(Some records)

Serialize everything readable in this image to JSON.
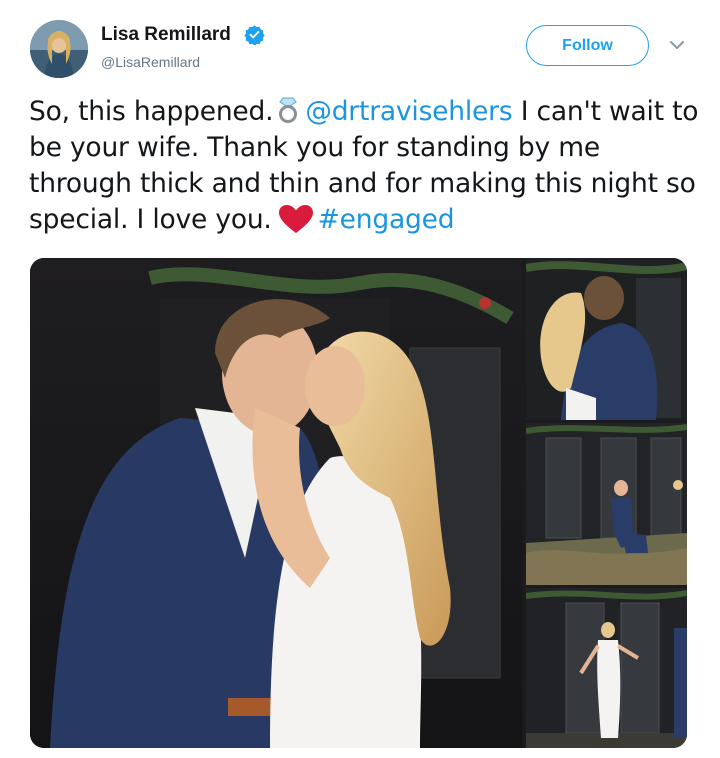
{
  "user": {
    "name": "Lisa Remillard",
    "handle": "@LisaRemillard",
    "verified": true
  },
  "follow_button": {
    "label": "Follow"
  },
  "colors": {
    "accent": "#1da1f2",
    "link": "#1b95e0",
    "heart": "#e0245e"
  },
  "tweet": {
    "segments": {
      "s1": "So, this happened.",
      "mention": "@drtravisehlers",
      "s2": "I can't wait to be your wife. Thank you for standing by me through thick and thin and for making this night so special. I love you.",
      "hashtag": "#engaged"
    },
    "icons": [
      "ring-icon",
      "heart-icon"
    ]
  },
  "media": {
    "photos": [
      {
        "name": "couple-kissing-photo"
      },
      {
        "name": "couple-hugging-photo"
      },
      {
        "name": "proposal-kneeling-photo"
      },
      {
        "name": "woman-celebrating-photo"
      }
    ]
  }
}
...
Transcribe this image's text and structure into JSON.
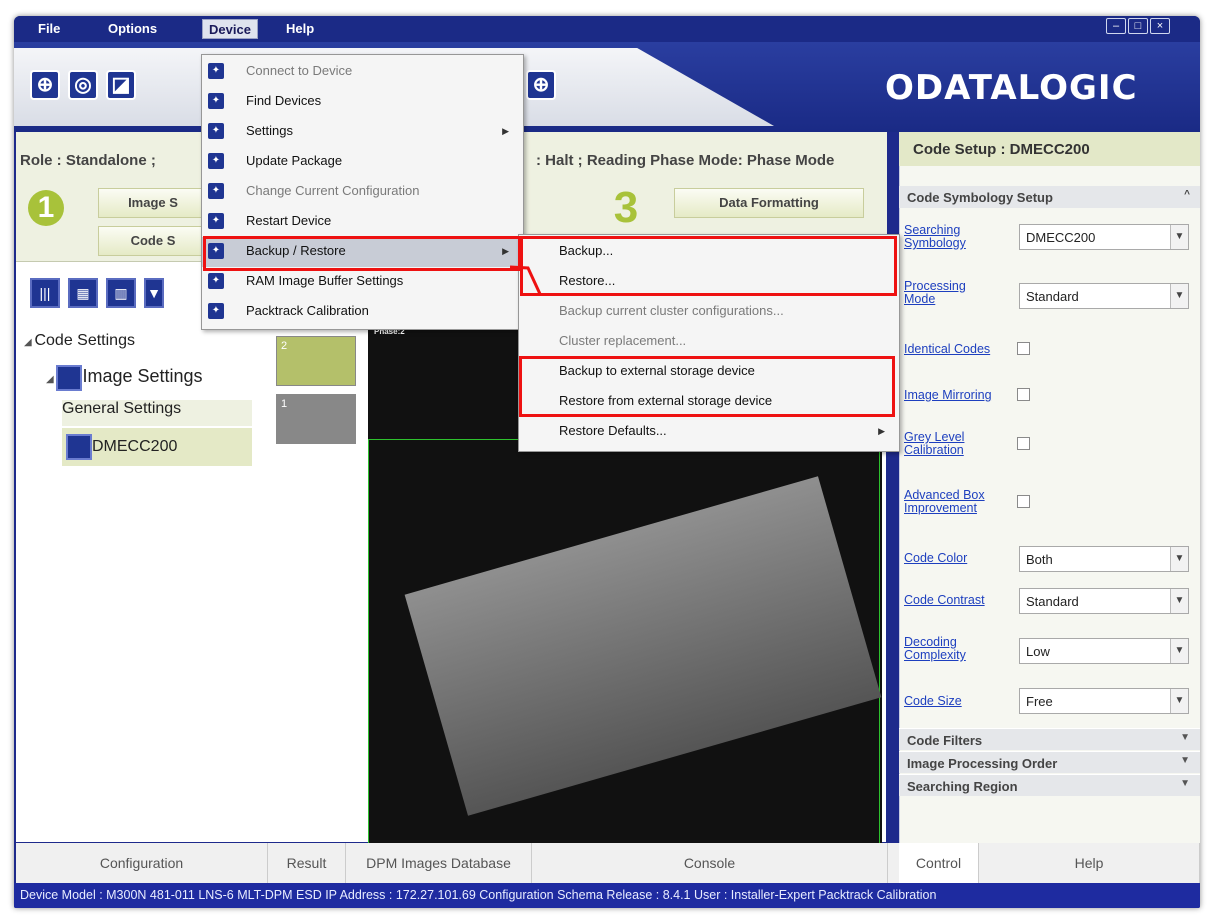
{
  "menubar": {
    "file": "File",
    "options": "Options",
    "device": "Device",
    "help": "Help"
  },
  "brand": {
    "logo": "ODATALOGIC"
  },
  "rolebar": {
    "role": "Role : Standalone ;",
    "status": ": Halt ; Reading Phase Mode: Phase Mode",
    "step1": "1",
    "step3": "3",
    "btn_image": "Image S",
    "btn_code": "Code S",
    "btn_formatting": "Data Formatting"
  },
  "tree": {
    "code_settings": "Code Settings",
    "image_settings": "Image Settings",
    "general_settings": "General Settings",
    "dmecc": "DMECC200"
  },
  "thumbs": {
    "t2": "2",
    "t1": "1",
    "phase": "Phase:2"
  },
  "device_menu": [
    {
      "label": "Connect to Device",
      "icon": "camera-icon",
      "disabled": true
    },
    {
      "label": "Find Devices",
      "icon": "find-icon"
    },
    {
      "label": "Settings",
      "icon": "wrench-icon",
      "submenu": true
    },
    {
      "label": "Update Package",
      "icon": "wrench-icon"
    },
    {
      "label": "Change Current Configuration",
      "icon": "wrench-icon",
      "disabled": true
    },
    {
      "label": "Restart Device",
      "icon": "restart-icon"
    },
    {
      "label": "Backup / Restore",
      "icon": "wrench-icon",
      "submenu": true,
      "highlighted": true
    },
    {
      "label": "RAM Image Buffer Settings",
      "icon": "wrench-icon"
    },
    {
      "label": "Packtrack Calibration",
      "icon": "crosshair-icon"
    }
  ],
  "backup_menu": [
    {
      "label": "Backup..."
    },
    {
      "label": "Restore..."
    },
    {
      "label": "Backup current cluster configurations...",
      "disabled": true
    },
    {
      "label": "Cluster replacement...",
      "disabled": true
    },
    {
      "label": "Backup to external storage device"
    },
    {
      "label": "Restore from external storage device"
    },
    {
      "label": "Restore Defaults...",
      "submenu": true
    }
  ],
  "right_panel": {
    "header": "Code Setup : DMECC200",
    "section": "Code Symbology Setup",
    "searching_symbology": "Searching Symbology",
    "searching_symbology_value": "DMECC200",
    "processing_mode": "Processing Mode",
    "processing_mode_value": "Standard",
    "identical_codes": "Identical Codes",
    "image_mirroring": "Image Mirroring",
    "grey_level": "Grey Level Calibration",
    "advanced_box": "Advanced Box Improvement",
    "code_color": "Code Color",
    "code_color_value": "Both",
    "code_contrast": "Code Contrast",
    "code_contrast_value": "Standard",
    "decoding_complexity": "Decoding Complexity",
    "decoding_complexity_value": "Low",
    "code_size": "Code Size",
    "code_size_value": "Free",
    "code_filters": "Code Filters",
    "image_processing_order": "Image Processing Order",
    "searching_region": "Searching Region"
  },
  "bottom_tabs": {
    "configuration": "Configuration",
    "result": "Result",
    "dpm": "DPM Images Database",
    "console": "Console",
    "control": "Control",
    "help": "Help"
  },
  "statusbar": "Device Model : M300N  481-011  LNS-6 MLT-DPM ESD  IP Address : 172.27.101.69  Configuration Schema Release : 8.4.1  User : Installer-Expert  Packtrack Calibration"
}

• **What you should do**
Search the preceding listing for "Settings" and extract every line where it is found.

• **Output below**
    "code_settings": "Code Settings",
    "image_settings": "Image Settings",
    "general_settings": "General Settings",
      "label": "Settings",
      "label": "RAM Image Buffer Settings",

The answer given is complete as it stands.